Return the number of lines holding "átomos", with nothing added.

[start INPUT RECORDS]

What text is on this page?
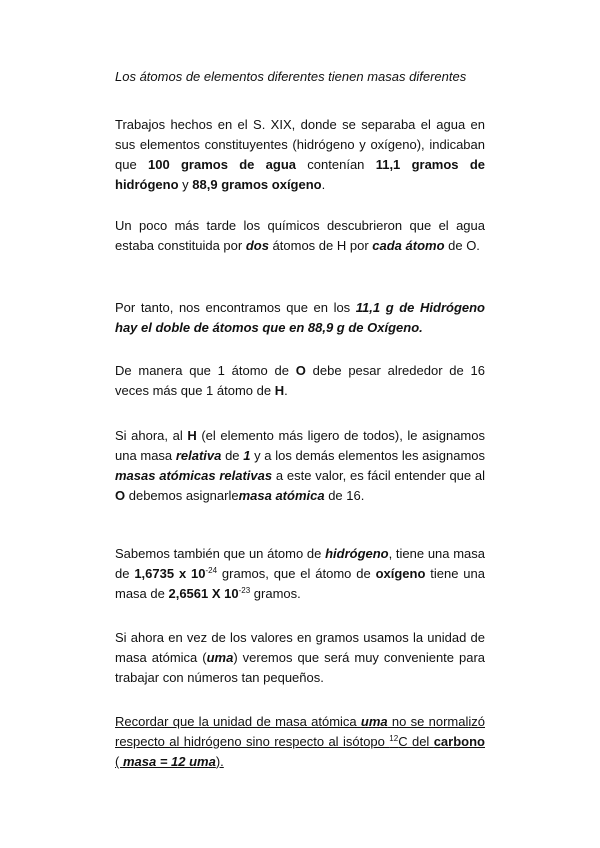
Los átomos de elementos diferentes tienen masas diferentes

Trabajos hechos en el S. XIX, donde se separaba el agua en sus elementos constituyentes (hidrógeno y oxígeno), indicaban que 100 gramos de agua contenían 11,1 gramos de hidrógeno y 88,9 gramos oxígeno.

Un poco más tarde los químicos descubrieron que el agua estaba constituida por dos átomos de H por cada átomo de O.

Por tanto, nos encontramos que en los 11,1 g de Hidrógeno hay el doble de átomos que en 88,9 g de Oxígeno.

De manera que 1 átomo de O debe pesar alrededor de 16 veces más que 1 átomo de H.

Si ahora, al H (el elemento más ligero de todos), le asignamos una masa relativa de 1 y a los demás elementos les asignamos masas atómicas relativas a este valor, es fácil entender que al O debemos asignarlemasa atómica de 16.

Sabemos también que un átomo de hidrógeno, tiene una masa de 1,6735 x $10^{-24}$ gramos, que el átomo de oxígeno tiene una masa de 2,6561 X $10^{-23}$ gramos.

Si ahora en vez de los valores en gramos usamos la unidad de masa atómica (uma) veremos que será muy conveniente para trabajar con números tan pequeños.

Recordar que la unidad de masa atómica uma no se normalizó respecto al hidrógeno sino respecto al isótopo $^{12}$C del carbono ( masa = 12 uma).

[end INPUT RECORDS]
[start INPUT RECORDS]

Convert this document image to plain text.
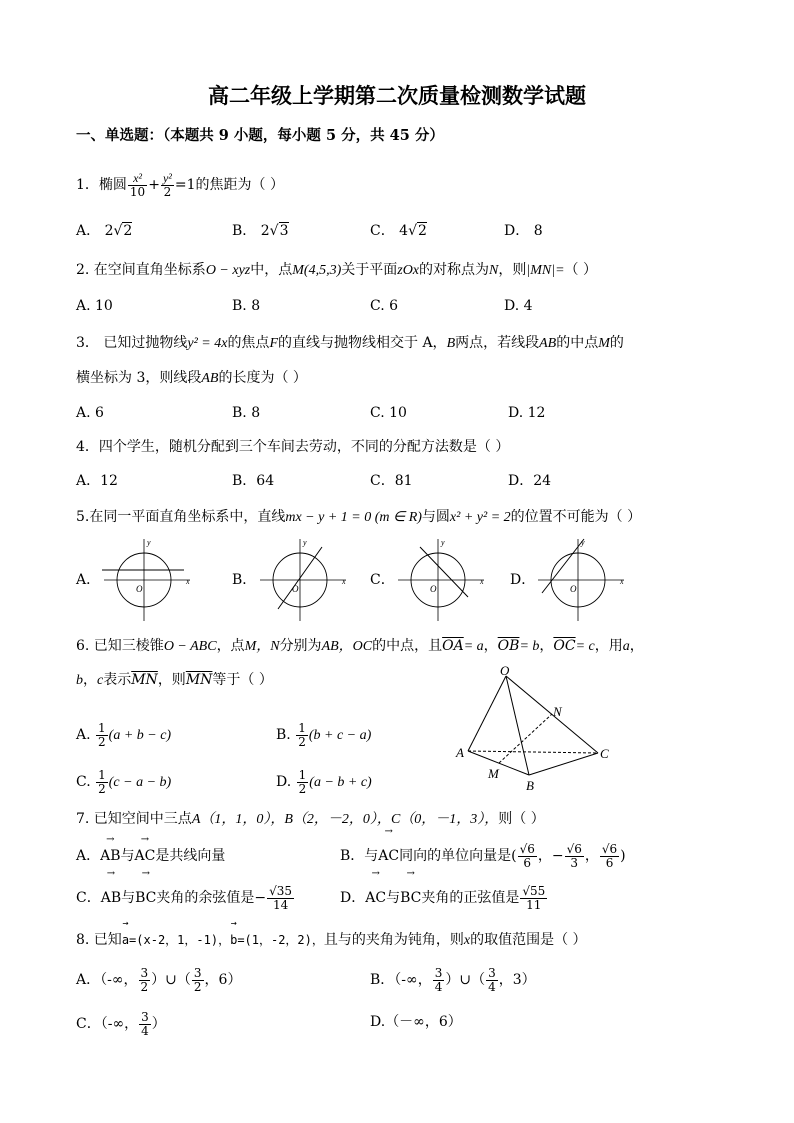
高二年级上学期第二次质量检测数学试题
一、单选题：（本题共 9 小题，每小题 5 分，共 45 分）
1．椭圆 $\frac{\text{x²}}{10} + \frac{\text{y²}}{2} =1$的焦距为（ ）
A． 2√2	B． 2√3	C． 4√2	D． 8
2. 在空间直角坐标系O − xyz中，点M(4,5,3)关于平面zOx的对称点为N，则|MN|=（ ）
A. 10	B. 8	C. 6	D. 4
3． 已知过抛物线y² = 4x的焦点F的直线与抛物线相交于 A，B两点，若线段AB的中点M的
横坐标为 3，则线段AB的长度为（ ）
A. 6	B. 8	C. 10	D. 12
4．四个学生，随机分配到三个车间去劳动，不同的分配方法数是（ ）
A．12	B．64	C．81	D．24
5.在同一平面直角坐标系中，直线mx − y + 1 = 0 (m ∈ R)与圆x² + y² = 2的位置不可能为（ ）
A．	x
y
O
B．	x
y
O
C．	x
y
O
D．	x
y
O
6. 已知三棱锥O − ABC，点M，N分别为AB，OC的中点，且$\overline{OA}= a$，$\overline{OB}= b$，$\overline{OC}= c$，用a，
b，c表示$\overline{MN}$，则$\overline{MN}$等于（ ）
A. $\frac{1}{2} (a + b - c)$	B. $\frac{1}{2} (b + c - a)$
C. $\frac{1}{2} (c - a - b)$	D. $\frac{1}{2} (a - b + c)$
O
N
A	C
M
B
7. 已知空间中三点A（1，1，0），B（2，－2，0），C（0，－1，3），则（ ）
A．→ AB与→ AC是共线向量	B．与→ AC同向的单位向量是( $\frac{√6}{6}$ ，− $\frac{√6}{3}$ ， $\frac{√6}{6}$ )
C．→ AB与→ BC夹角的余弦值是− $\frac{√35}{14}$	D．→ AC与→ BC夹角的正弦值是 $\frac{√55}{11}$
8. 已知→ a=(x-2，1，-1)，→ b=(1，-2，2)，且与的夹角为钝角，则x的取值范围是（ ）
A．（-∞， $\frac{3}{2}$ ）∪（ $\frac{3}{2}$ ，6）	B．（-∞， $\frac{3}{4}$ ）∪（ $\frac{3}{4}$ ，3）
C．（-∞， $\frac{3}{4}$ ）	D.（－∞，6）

[end INPUT RECORDS]

_FULL OUTPUT_
3